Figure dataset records
^^^^^^^^^^^^^^^^
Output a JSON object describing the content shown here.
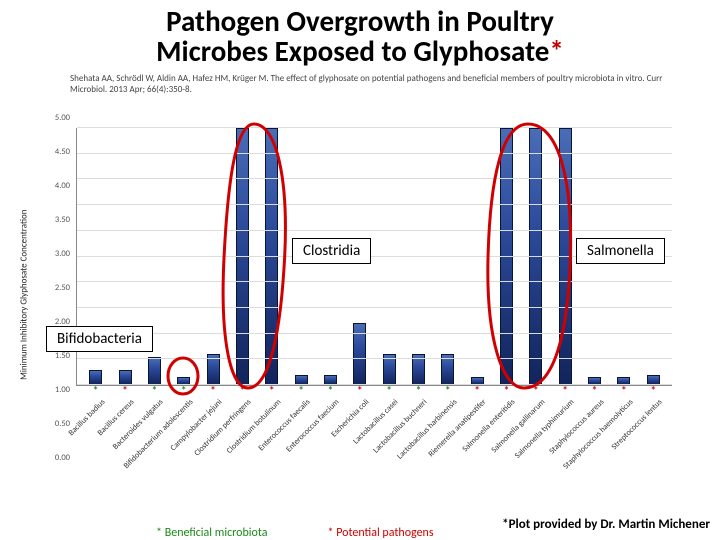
{
  "title": {
    "line1": "Pathogen Overgrowth in Poultry",
    "line2_a": "Microbes Exposed to Glyphosate",
    "line2_b": "*",
    "fontsize": 29
  },
  "citation": "Shehata AA, Schrödl W, Aldin AA, Hafez HM, Krüger M. The effect of glyphosate on potential pathogens and beneficial members of poultry microbiota in vitro.   Curr Microbiol. 2013 Apr; 66(4):350-8.",
  "chart": {
    "type": "bar",
    "ylabel": "Minimum Inhibitory Glyphosate Concentration",
    "ylim": [
      0,
      5.0
    ],
    "ytick_step": 0.5,
    "bar_color_gradient": [
      "#4a6db8",
      "#2b4a9a",
      "#12245c"
    ],
    "grid_color": "#dcdcdc",
    "background_color": "#ffffff",
    "fontsize_ticks": 8.5,
    "fontsize_xlabels": 8,
    "asterisk_colors": {
      "beneficial": "#1a8a1a",
      "pathogen": "#d00000"
    },
    "categories": [
      {
        "label": "Bacillus badius",
        "value": 0.3,
        "mark": "beneficial"
      },
      {
        "label": "Bacillus cereus",
        "value": 0.3,
        "mark": "pathogen"
      },
      {
        "label": "Bacteroides vulgatus",
        "value": 0.55,
        "mark": "beneficial"
      },
      {
        "label": "Bifidobacterium adolescentis",
        "value": 0.15,
        "mark": "beneficial"
      },
      {
        "label": "Campylobacter jejuni",
        "value": 0.6,
        "mark": "pathogen"
      },
      {
        "label": "Clostridium perfringens",
        "value": 5.0,
        "mark": "pathogen"
      },
      {
        "label": "Clostridium botulinum",
        "value": 5.0,
        "mark": "pathogen"
      },
      {
        "label": "Enterococcus faecalis",
        "value": 0.2,
        "mark": "beneficial"
      },
      {
        "label": "Enterococcus faecium",
        "value": 0.2,
        "mark": "beneficial"
      },
      {
        "label": "Escherichia coli",
        "value": 1.2,
        "mark": "pathogen"
      },
      {
        "label": "Lactobacillus casei",
        "value": 0.6,
        "mark": "beneficial"
      },
      {
        "label": "Lactobacillus buchneri",
        "value": 0.6,
        "mark": "beneficial"
      },
      {
        "label": "Lactobacillus harbinensis",
        "value": 0.6,
        "mark": "beneficial"
      },
      {
        "label": "Riemerella anatipestifer",
        "value": 0.15,
        "mark": "pathogen"
      },
      {
        "label": "Salmonella enteritidis",
        "value": 5.0,
        "mark": "pathogen"
      },
      {
        "label": "Salmonella gallinarum",
        "value": 5.0,
        "mark": "pathogen"
      },
      {
        "label": "Salmonella typhimurium",
        "value": 5.0,
        "mark": "pathogen"
      },
      {
        "label": "Staphylococcus aureus",
        "value": 0.15,
        "mark": "pathogen"
      },
      {
        "label": "Staphylococcus haemolyticus",
        "value": 0.15,
        "mark": "pathogen"
      },
      {
        "label": "Streptococcus lentus",
        "value": 0.2,
        "mark": "pathogen"
      }
    ],
    "legend": {
      "beneficial": "* Beneficial microbiota",
      "pathogen": "* Potential pathogens"
    }
  },
  "annotations": {
    "boxes": {
      "clostridia": "Clostridia",
      "salmonella": "Salmonella",
      "bifido": "Bifidobacteria"
    },
    "stroke_color": "#d00000"
  },
  "credit": "*Plot provided by Dr. Martin Michener"
}
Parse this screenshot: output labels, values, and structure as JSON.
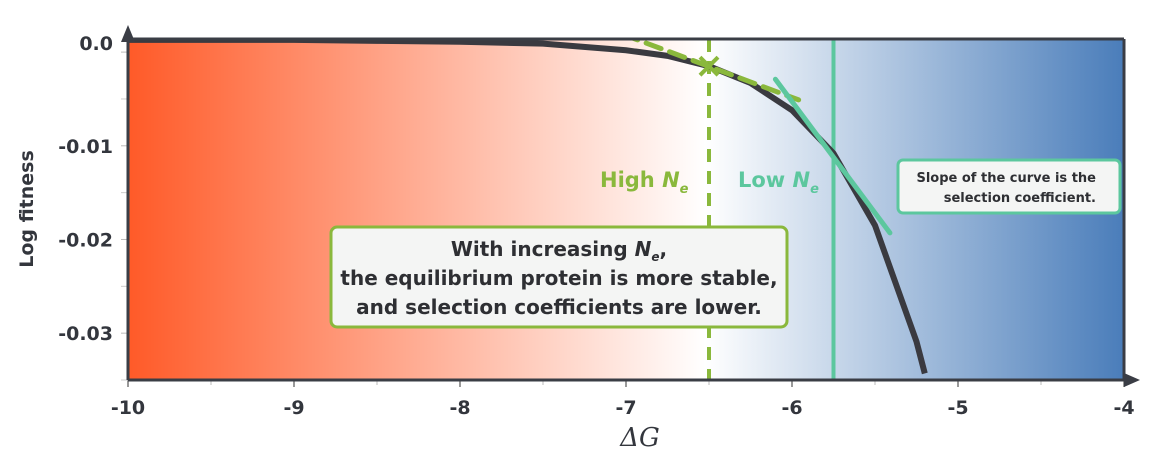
^^^^^^^^^^^^^^^^
Your answer should consist of all lines above that include the string "pathogens".

  "citation": "Shehata AA, Schrödl W, Aldin AA, Hafez HM, Krüger M. The effect of glyphosate on potential pathogens and beneficial members of poultry microbiota in vitro.   Curr Microbiol. 2013 Apr; 66(4):350-8.",
      "pathogen": "* Potential pathogens"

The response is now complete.